Repeat the whole of the data, keeping every detail the same.
## START Dataset
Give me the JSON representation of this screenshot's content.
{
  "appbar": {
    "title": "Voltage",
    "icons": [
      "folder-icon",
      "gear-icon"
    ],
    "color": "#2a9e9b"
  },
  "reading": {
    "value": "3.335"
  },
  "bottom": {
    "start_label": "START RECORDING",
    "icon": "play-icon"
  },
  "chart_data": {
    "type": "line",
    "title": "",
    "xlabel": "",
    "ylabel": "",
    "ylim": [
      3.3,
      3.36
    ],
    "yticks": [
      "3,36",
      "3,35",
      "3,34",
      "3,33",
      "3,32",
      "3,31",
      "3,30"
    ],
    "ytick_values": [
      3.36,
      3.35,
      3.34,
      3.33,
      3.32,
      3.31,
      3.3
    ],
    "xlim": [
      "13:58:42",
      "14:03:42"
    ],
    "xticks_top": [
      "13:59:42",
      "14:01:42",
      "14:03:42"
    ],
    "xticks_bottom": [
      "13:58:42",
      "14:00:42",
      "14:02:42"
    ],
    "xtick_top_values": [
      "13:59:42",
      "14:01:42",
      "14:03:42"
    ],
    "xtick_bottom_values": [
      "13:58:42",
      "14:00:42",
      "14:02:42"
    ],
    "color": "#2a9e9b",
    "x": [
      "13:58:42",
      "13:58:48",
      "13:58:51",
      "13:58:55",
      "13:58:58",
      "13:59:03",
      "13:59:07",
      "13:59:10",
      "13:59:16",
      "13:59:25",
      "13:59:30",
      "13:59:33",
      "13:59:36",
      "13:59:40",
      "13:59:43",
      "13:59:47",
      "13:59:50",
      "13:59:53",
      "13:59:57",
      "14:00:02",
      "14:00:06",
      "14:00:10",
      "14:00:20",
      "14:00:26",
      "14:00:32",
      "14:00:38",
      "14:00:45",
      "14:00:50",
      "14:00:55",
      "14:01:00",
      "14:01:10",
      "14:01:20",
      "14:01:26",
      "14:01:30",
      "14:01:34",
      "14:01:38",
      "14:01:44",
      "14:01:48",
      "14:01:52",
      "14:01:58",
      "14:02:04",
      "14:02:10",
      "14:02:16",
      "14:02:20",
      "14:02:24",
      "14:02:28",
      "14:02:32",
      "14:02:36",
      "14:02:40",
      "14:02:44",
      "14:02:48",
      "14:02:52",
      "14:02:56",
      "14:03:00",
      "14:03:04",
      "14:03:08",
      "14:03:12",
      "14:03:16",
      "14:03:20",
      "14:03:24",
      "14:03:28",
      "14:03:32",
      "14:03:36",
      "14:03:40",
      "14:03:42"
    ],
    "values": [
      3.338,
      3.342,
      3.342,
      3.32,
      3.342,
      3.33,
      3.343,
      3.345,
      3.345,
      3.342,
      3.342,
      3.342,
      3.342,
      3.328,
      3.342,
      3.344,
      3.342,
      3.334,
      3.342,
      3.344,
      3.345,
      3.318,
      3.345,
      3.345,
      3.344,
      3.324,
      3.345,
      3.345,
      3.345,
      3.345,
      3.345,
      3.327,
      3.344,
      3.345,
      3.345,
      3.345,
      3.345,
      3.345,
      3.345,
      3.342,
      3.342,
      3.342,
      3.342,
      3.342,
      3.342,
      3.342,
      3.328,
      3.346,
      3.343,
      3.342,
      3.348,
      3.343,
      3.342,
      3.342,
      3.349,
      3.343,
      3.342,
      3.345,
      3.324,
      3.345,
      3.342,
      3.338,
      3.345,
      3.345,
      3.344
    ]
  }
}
## END Dataset
▶ [Answer below]:
Give me the JSON representation of this screenshot's content.
{
  "appbar": {
    "title": "Voltage",
    "icons": [
      "folder-icon",
      "gear-icon"
    ],
    "color": "#2a9e9b"
  },
  "reading": {
    "value": "3.335"
  },
  "bottom": {
    "start_label": "START RECORDING",
    "icon": "play-icon"
  },
  "chart_data": {
    "type": "line",
    "title": "",
    "xlabel": "",
    "ylabel": "",
    "ylim": [
      3.3,
      3.36
    ],
    "yticks": [
      "3,36",
      "3,35",
      "3,34",
      "3,33",
      "3,32",
      "3,31",
      "3,30"
    ],
    "ytick_values": [
      3.36,
      3.35,
      3.34,
      3.33,
      3.32,
      3.31,
      3.3
    ],
    "xlim": [
      "13:58:42",
      "14:03:42"
    ],
    "xticks_top": [
      "13:59:42",
      "14:01:42",
      "14:03:42"
    ],
    "xticks_bottom": [
      "13:58:42",
      "14:00:42",
      "14:02:42"
    ],
    "xtick_top_values": [
      "13:59:42",
      "14:01:42",
      "14:03:42"
    ],
    "xtick_bottom_values": [
      "13:58:42",
      "14:00:42",
      "14:02:42"
    ],
    "color": "#2a9e9b",
    "x": [
      "13:58:42",
      "13:58:48",
      "13:58:51",
      "13:58:55",
      "13:58:58",
      "13:59:03",
      "13:59:07",
      "13:59:10",
      "13:59:16",
      "13:59:25",
      "13:59:30",
      "13:59:33",
      "13:59:36",
      "13:59:40",
      "13:59:43",
      "13:59:47",
      "13:59:50",
      "13:59:53",
      "13:59:57",
      "14:00:02",
      "14:00:06",
      "14:00:10",
      "14:00:20",
      "14:00:26",
      "14:00:32",
      "14:00:38",
      "14:00:45",
      "14:00:50",
      "14:00:55",
      "14:01:00",
      "14:01:10",
      "14:01:20",
      "14:01:26",
      "14:01:30",
      "14:01:34",
      "14:01:38",
      "14:01:44",
      "14:01:48",
      "14:01:52",
      "14:01:58",
      "14:02:04",
      "14:02:10",
      "14:02:16",
      "14:02:20",
      "14:02:24",
      "14:02:28",
      "14:02:32",
      "14:02:36",
      "14:02:40",
      "14:02:44",
      "14:02:48",
      "14:02:52",
      "14:02:56",
      "14:03:00",
      "14:03:04",
      "14:03:08",
      "14:03:12",
      "14:03:16",
      "14:03:20",
      "14:03:24",
      "14:03:28",
      "14:03:32",
      "14:03:36",
      "14:03:40",
      "14:03:42"
    ],
    "values": [
      3.338,
      3.342,
      3.342,
      3.32,
      3.342,
      3.33,
      3.343,
      3.345,
      3.345,
      3.342,
      3.342,
      3.342,
      3.342,
      3.328,
      3.342,
      3.344,
      3.342,
      3.334,
      3.342,
      3.344,
      3.345,
      3.318,
      3.345,
      3.345,
      3.344,
      3.324,
      3.345,
      3.345,
      3.345,
      3.345,
      3.345,
      3.327,
      3.344,
      3.345,
      3.345,
      3.345,
      3.345,
      3.345,
      3.345,
      3.342,
      3.342,
      3.342,
      3.342,
      3.342,
      3.342,
      3.342,
      3.328,
      3.346,
      3.343,
      3.342,
      3.348,
      3.343,
      3.342,
      3.342,
      3.349,
      3.343,
      3.342,
      3.345,
      3.324,
      3.345,
      3.342,
      3.338,
      3.345,
      3.345,
      3.344
    ]
  }
}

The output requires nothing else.